PROMPT:
Copy the passage on online harassment from "On June 10, 2015, I" to "with a politician.", swapping "six months" for "half a year".

On June 10, 2015, I filed an FIR at Vasant Vihar police station against an anonymous Twitter handle, “lutyensinsider”, which had over 40,000 followers and systematically targeted me over a period of six months in a slanderous campaign that insinuated I had a sexual relationship with a politician.

Each day I would wake up to hundreds of vicious notifications discussing my “rate” and “last night’s amazing anal sex”. My criminal complaint was the first of its kind for a journalist. The response was swift. Amid widespread media coverage, both national and international, Twitter suspended the handle for slander and harassment; it also gave Delhi Police the IP and email addresses of the anon slanderer. Unfortunately, there has been no arrest till date, as the accused allegedly has powerful backers in the government.

As someone who champions FoE, there is no contradiction in my decision to file the FIR. FoE is not slander, or hate speech or incitement to violence. On Twitter, right-wing trolls tend to term their brand of targeted abuse or sexual harassment as FoE. The threats of “Nirbhaya-style” rape or “an AK47 bullet to my head” to get me to shut up about the blinding of 100 people in Kashmir are my daily lot on Twitter. And I am not alone in this. Several other journalists, especially women, who are high-profile, liberal and have a political opinion are routinely at the receiving end of sexually-loaded abuse. Our mobile numbers are shared on WhatsApp to get more feral trolls to join in the blood sport.

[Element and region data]
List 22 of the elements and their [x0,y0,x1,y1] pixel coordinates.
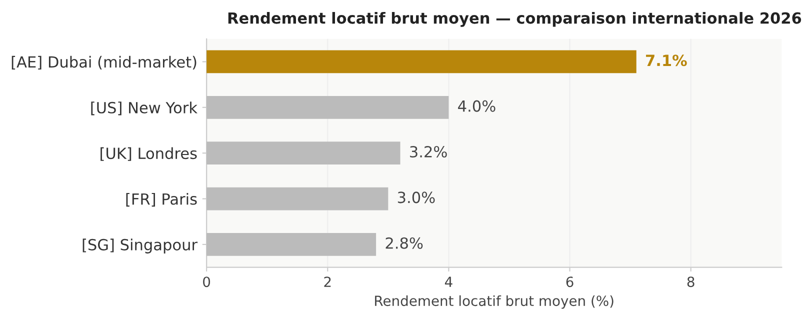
data-label: 3.2% [410,146,447,158]
x-tick-label: 4 [444,276,452,287]
y-tick-label: [SG] Singapour [82,238,198,254]
bar [206,50,636,74]
x-tick-label: 2 [324,276,331,287]
x-axis-title: Rendement locatif brut moyen (%) [375,295,614,309]
bar [206,142,400,165]
y-tick-label: [FR] Paris [126,192,197,207]
data-label: 4.0% [458,100,496,112]
y-tick-label: [AE] Dubai (mid-market) [12,56,196,70]
bar [206,233,376,256]
data-label: 7.1% [646,54,687,66]
y-tick-label: [UK] Londres [100,147,197,161]
data-label: 3.0% [398,192,435,204]
x-tick-label: 8 [687,276,694,288]
y-tick-label: [US] New York [91,102,198,116]
x-tick-label: 6 [566,276,574,288]
data-label: 2.8% [386,237,423,249]
bar [206,96,449,119]
chart-title: Rendement locatif brut moyen — comparaison internationale 2026 [228,12,802,27]
x-tick-label: 0 [203,276,210,288]
bar [206,187,388,210]
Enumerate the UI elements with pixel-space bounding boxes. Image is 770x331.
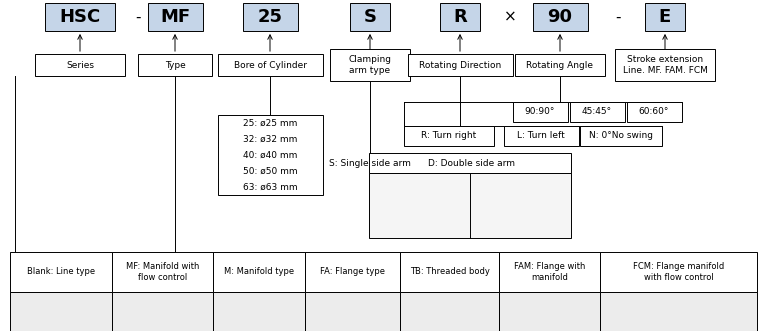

ANSWER TO THIS TASK:
On June 10, 2015, I filed an FIR at Vasant Vihar police station against an anonymous Twitter handle, “lutyensinsider”, which had over 40,000 followers and systematically targeted me over a period of half a year in a slanderous campaign that insinuated I had a sexual relationship with a politician.